[Given task]
Restate the records below word for word, and omit the images they hold.
══════════════════════════════
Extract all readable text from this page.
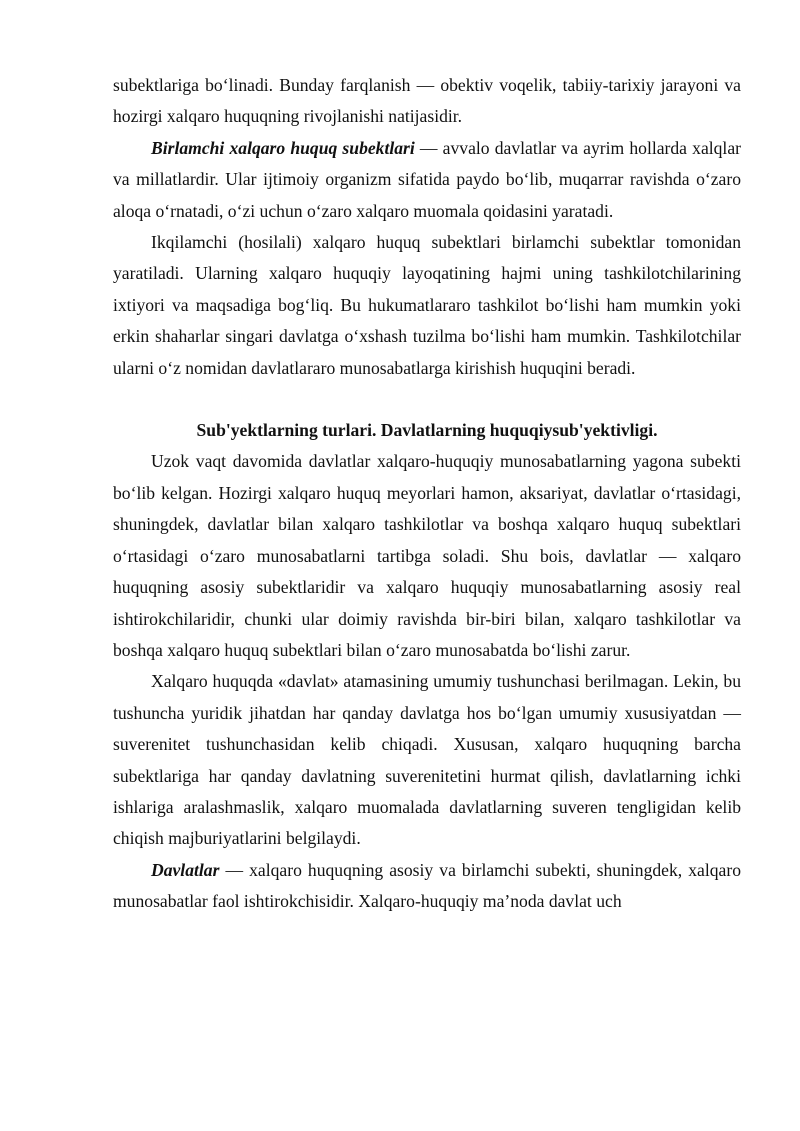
subektlariga bo‘linadi. Bunday farqlanish — obektiv voqelik, tabiiy-tarixiy jarayoni va hozirgi xalqaro huquqning rivojlanishi natijasidir.

Birlamchi xalqaro huquq subektlari — avvalo davlatlar va ayrim hollarda xalqlar va millatlardir. Ular ijtimoiy organizm sifatida paydo bo‘lib, muqarrar ravishda o‘zaro aloqa o‘rnatadi, o‘zi uchun o‘zaro xalqaro muomala qoidasini yaratadi.

Ikqilamchi (hosilali) xalqaro huquq subektlari birlamchi subektlar tomonidan yaratiladi. Ularning xalqaro huquqiy layoqatining hajmi uning tashkilotchilarining ixtiyori va maqsadiga bog‘liq. Bu hukumatlararo tashkilot bo‘lishi ham mumkin yoki erkin shaharlar singari davlatga o‘xshash tuzilma bo‘lishi ham mumkin. Tashkilotchilar ularni o‘z nomidan davlatlararo munosabatlarga kirishish huquqini beradi.

Sub'yektlarning turlari. Davlatlarning huquqiysub'yektivligi.

Uzok vaqt davomida davlatlar xalqaro-huquqiy munosabatlarning yagona subekti bo‘lib kelgan. Hozirgi xalqaro huquq meyorlari hamon, aksariyat, davlatlar o‘rtasidagi, shuningdek, davlatlar bilan xalqaro tashkilotlar va boshqa xalqaro huquq subektlari o‘rtasidagi o‘zaro munosabatlarni tartibga soladi. Shu bois, davlatlar — xalqaro huquqning asosiy subektlaridir va xalqaro huquqiy munosabatlarning asosiy real ishtirokchilaridir, chunki ular doimiy ravishda bir-biri bilan, xalqaro tashkilotlar va boshqa xalqaro huquq subektlari bilan o‘zaro munosabatda bo‘lishi zarur.

Xalqaro huquqda «davlat» atamasining umumiy tushunchasi berilmagan. Lekin, bu tushuncha yuridik jihatdan har qanday davlatga hos bo‘lgan umumiy xususiyatdan — suverenitet tushunchasidan kelib chiqadi. Xususan, xalqaro huquqning barcha subektlariga har qanday davlatning suverenitetini hurmat qilish, davlatlarning ichki ishlariga aralashmaslik, xalqaro muomalada davlatlarning suveren tengligidan kelib chiqish majburiyatlarini belgilaydi.

Davlatlar — xalqaro huquqning asosiy va birlamchi subekti, shuningdek, xalqaro munosabatlar faol ishtirokchisidir. Xalqaro-huquqiy ma’noda davlat uch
══════════════════════════════
[Correct result]
Extract all readable text from this page.
subektlariga bo‘linadi. Bunday farqlanish — obektiv voqelik, tabiiy-tarixiy jarayoni va hozirgi xalqaro huquqning rivojlanishi natijasidir.

Birlamchi xalqaro huquq subektlari — avvalo davlatlar va ayrim hollarda xalqlar va millatlardir. Ular ijtimoiy organizm sifatida paydo bo‘lib, muqarrar ravishda o‘zaro aloqa o‘rnatadi, o‘zi uchun o‘zaro xalqaro muomala qoidasini yaratadi.

Ikqilamchi (hosilali) xalqaro huquq subektlari birlamchi subektlar tomonidan yaratiladi. Ularning xalqaro huquqiy layoqatining hajmi uning tashkilotchilarining ixtiyori va maqsadiga bog‘liq. Bu hukumatlararo tashkilot bo‘lishi ham mumkin yoki erkin shaharlar singari davlatga o‘xshash tuzilma bo‘lishi ham mumkin. Tashkilotchilar ularni o‘z nomidan davlatlararo munosabatlarga kirishish huquqini beradi.

Sub'yektlarning turlari. Davlatlarning huquqiysub'yektivligi.

Uzok vaqt davomida davlatlar xalqaro-huquqiy munosabatlarning yagona subekti bo‘lib kelgan. Hozirgi xalqaro huquq meyorlari hamon, aksariyat, davlatlar o‘rtasidagi, shuningdek, davlatlar bilan xalqaro tashkilotlar va boshqa xalqaro huquq subektlari o‘rtasidagi o‘zaro munosabatlarni tartibga soladi. Shu bois, davlatlar — xalqaro huquqning asosiy subektlaridir va xalqaro huquqiy munosabatlarning asosiy real ishtirokchilaridir, chunki ular doimiy ravishda bir-biri bilan, xalqaro tashkilotlar va boshqa xalqaro huquq subektlari bilan o‘zaro munosabatda bo‘lishi zarur.

Xalqaro huquqda «davlat» atamasining umumiy tushunchasi berilmagan. Lekin, bu tushuncha yuridik jihatdan har qanday davlatga hos bo‘lgan umumiy xususiyatdan — suverenitet tushunchasidan kelib chiqadi. Xususan, xalqaro huquqning barcha subektlariga har qanday davlatning suverenitetini hurmat qilish, davlatlarning ichki ishlariga aralashmaslik, xalqaro muomalada davlatlarning suveren tengligidan kelib chiqish majburiyatlarini belgilaydi.

Davlatlar — xalqaro huquqning asosiy va birlamchi subekti, shuningdek, xalqaro munosabatlar faol ishtirokchisidir. Xalqaro-huquqiy ma’noda davlat uch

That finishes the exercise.